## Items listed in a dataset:
□ □ □ □
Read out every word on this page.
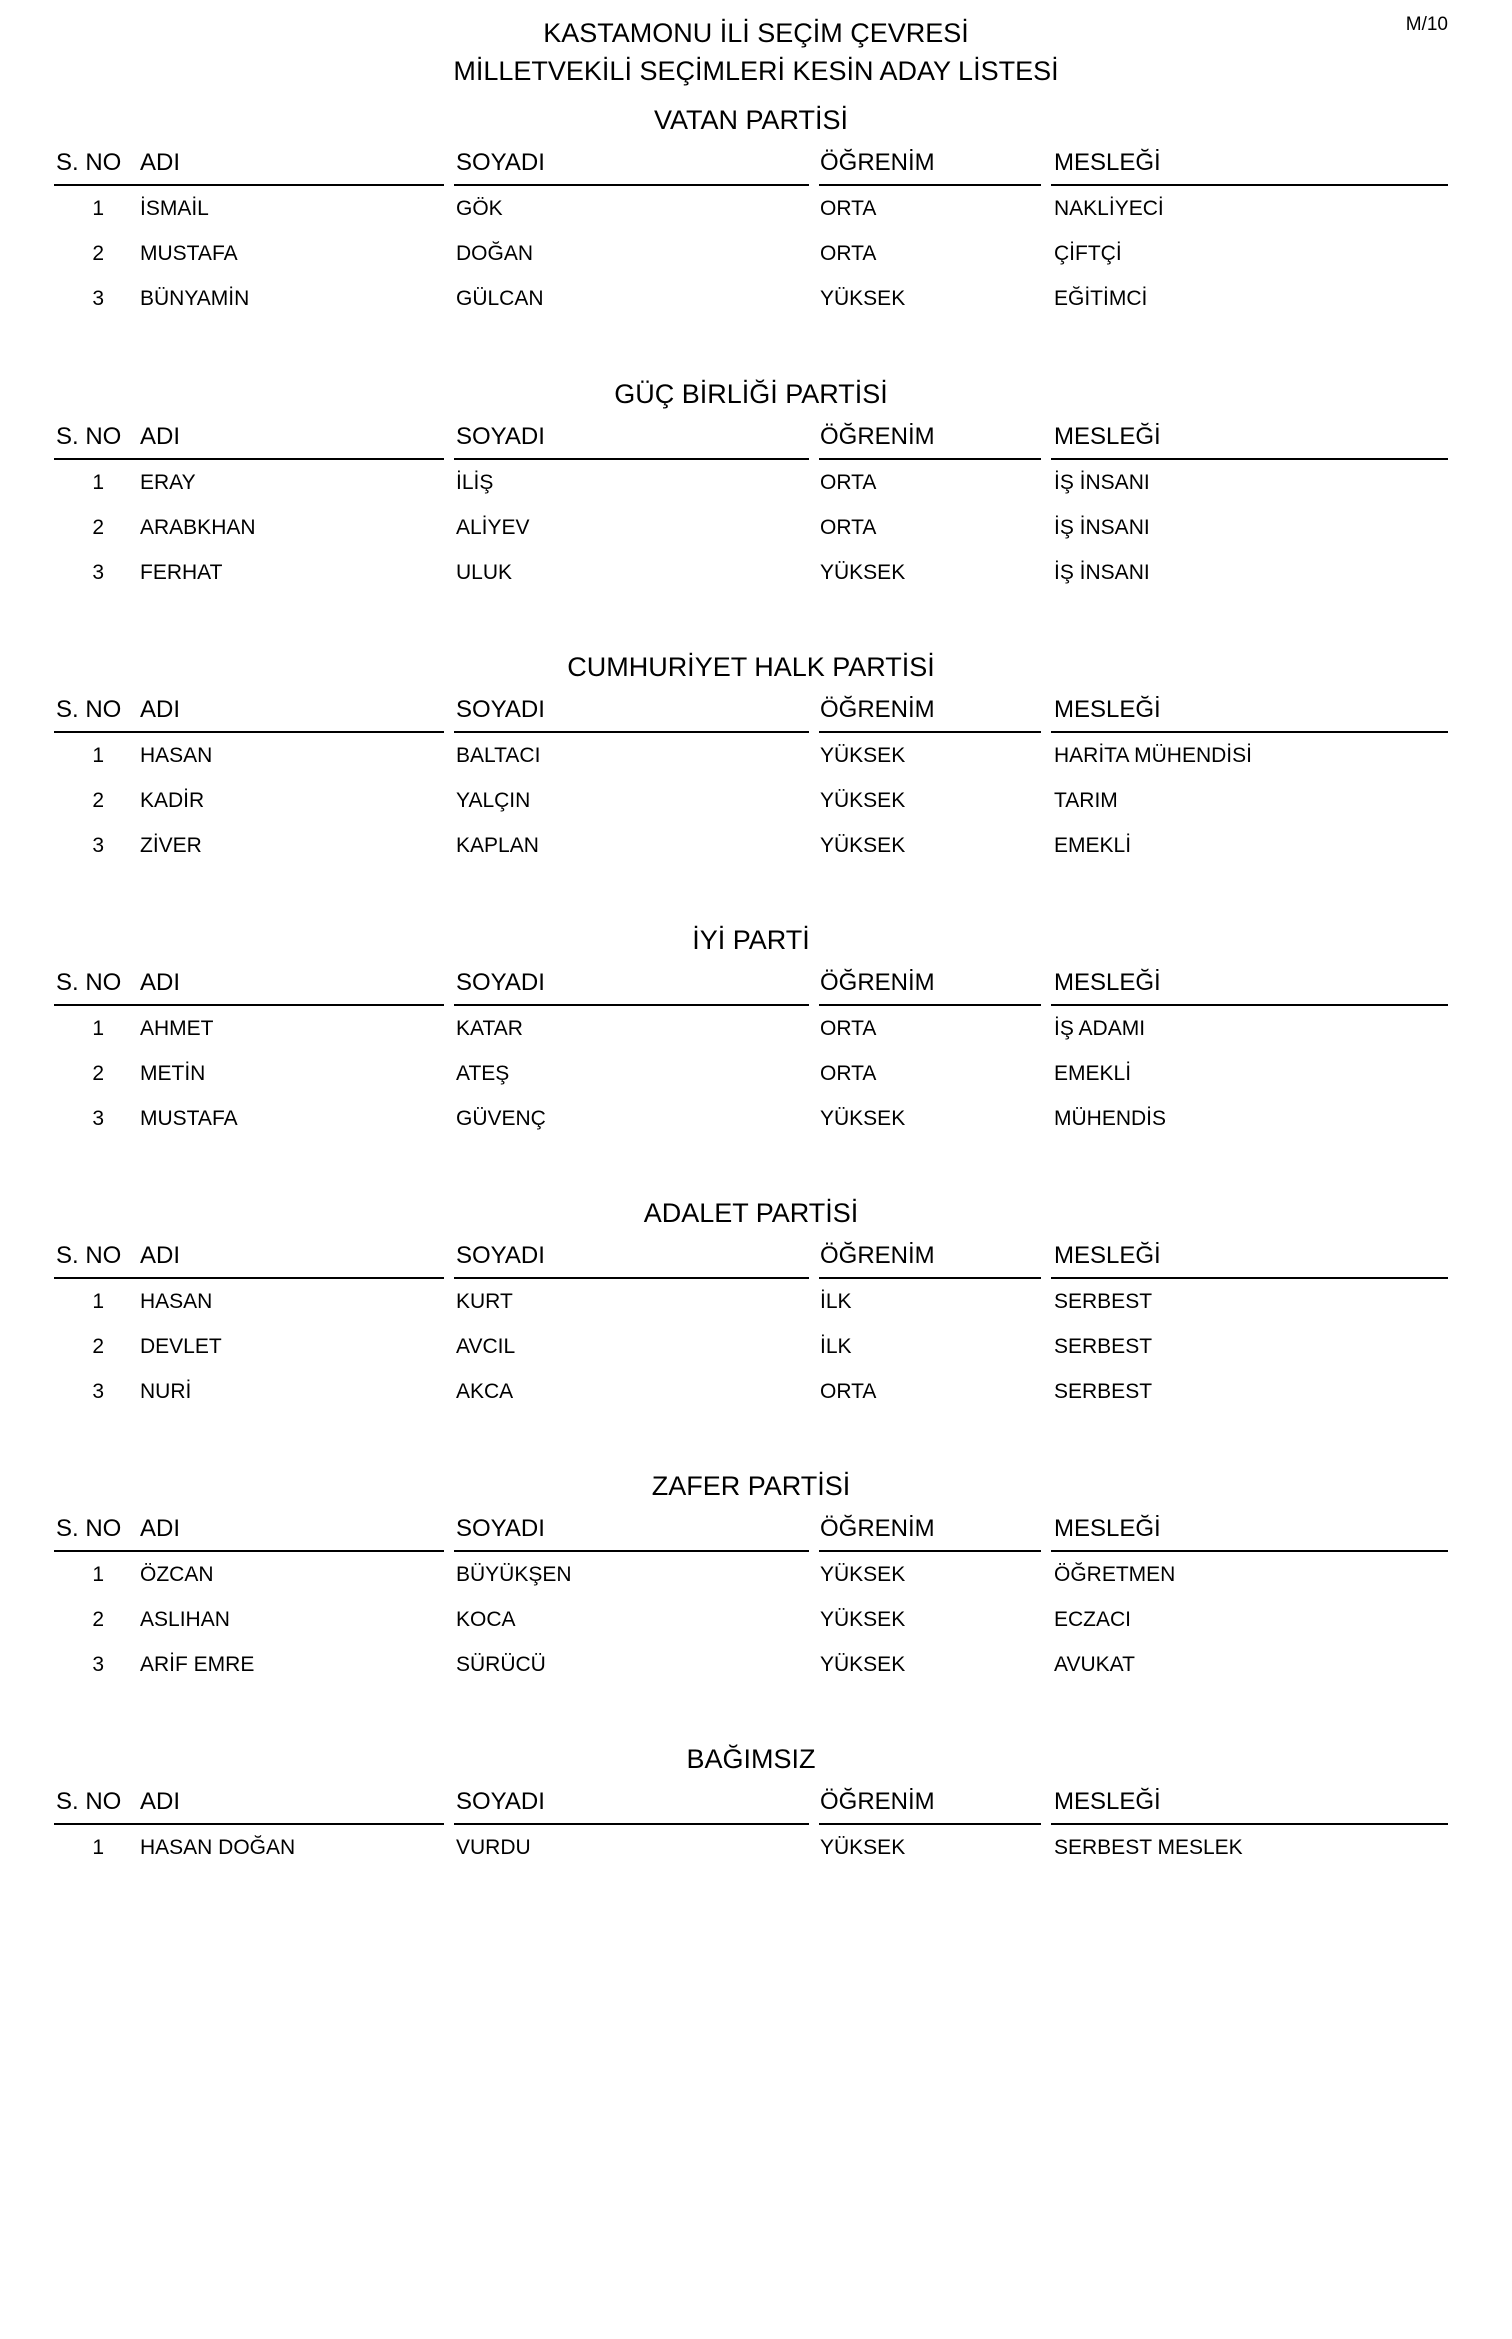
M/10
KASTAMONU İLİ SEÇİM ÇEVRESİ
MİLLETVEKİLİ SEÇİMLERİ KESİN ADAY LİSTESİ
VATAN PARTİSİ
S. NO ADI	SOYADI	ÖĞRENİM	MESLEĞİ
1 İSMAİL	GÖK	ORTA	NAKLİYECİ
2 MUSTAFA	DOĞAN	ORTA	ÇİFTÇİ
3 BÜNYAMİN	GÜLCAN	YÜKSEK	EĞİTİMCİ
GÜÇ BİRLİĞİ PARTİSİ
S. NO ADI	SOYADI	ÖĞRENİM	MESLEĞİ
1 ERAY	İLİŞ	ORTA	İŞ İNSANI
2 ARABKHAN	ALİYEV	ORTA	İŞ İNSANI
3 FERHAT	ULUK	YÜKSEK	İŞ İNSANI
CUMHURİYET HALK PARTİSİ
S. NO ADI	SOYADI	ÖĞRENİM	MESLEĞİ
1 HASAN	BALTACI	YÜKSEK	HARİTA MÜHENDİSİ
2 KADİR	YALÇIN	YÜKSEK	TARIM
3 ZİVER	KAPLAN	YÜKSEK	EMEKLİ
İYİ PARTİ
S. NO ADI	SOYADI	ÖĞRENİM	MESLEĞİ
1 AHMET	KATAR	ORTA	İŞ ADAMI
2 METİN	ATEŞ	ORTA	EMEKLİ
3 MUSTAFA	GÜVENÇ	YÜKSEK	MÜHENDİS
ADALET PARTİSİ
S. NO ADI	SOYADI	ÖĞRENİM	MESLEĞİ
1 HASAN	KURT	İLK	SERBEST
2 DEVLET	AVCIL	İLK	SERBEST
3 NURİ	AKCA	ORTA	SERBEST
ZAFER PARTİSİ
S. NO ADI	SOYADI	ÖĞRENİM	MESLEĞİ
1 ÖZCAN	BÜYÜKŞEN	YÜKSEK	ÖĞRETMEN
2 ASLIHAN	KOCA	YÜKSEK	ECZACI
3 ARİF EMRE	SÜRÜCÜ	YÜKSEK	AVUKAT
BAĞIMSIZ
S. NO ADI	SOYADI	ÖĞRENİM	MESLEĞİ
1 HASAN DOĞAN	VURDU	YÜKSEK	SERBEST MESLEK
□ □ □ □
## THE REQUEST:
Each line of the material must be retyped exactly, except that images are omitted.

## RESULT:
Read out every word on this page.
M/10
KASTAMONU İLİ SEÇİM ÇEVRESİ
MİLLETVEKİLİ SEÇİMLERİ KESİN ADAY LİSTESİ
VATAN PARTİSİ
S. NO ADI	SOYADI	ÖĞRENİM	MESLEĞİ
1 İSMAİL	GÖK	ORTA	NAKLİYECİ
2 MUSTAFA	DOĞAN	ORTA	ÇİFTÇİ
3 BÜNYAMİN	GÜLCAN	YÜKSEK	EĞİTİMCİ
GÜÇ BİRLİĞİ PARTİSİ
S. NO ADI	SOYADI	ÖĞRENİM	MESLEĞİ
1 ERAY	İLİŞ	ORTA	İŞ İNSANI
2 ARABKHAN	ALİYEV	ORTA	İŞ İNSANI
3 FERHAT	ULUK	YÜKSEK	İŞ İNSANI
CUMHURİYET HALK PARTİSİ
S. NO ADI	SOYADI	ÖĞRENİM	MESLEĞİ
1 HASAN	BALTACI	YÜKSEK	HARİTA MÜHENDİSİ
2 KADİR	YALÇIN	YÜKSEK	TARIM
3 ZİVER	KAPLAN	YÜKSEK	EMEKLİ
İYİ PARTİ
S. NO ADI	SOYADI	ÖĞRENİM	MESLEĞİ
1 AHMET	KATAR	ORTA	İŞ ADAMI
2 METİN	ATEŞ	ORTA	EMEKLİ
3 MUSTAFA	GÜVENÇ	YÜKSEK	MÜHENDİS
ADALET PARTİSİ
S. NO ADI	SOYADI	ÖĞRENİM	MESLEĞİ
1 HASAN	KURT	İLK	SERBEST
2 DEVLET	AVCIL	İLK	SERBEST
3 NURİ	AKCA	ORTA	SERBEST
ZAFER PARTİSİ
S. NO ADI	SOYADI	ÖĞRENİM	MESLEĞİ
1 ÖZCAN	BÜYÜKŞEN	YÜKSEK	ÖĞRETMEN
2 ASLIHAN	KOCA	YÜKSEK	ECZACI
3 ARİF EMRE	SÜRÜCÜ	YÜKSEK	AVUKAT
BAĞIMSIZ
S. NO ADI	SOYADI	ÖĞRENİM	MESLEĞİ
1 HASAN DOĞAN	VURDU	YÜKSEK	SERBEST MESLEK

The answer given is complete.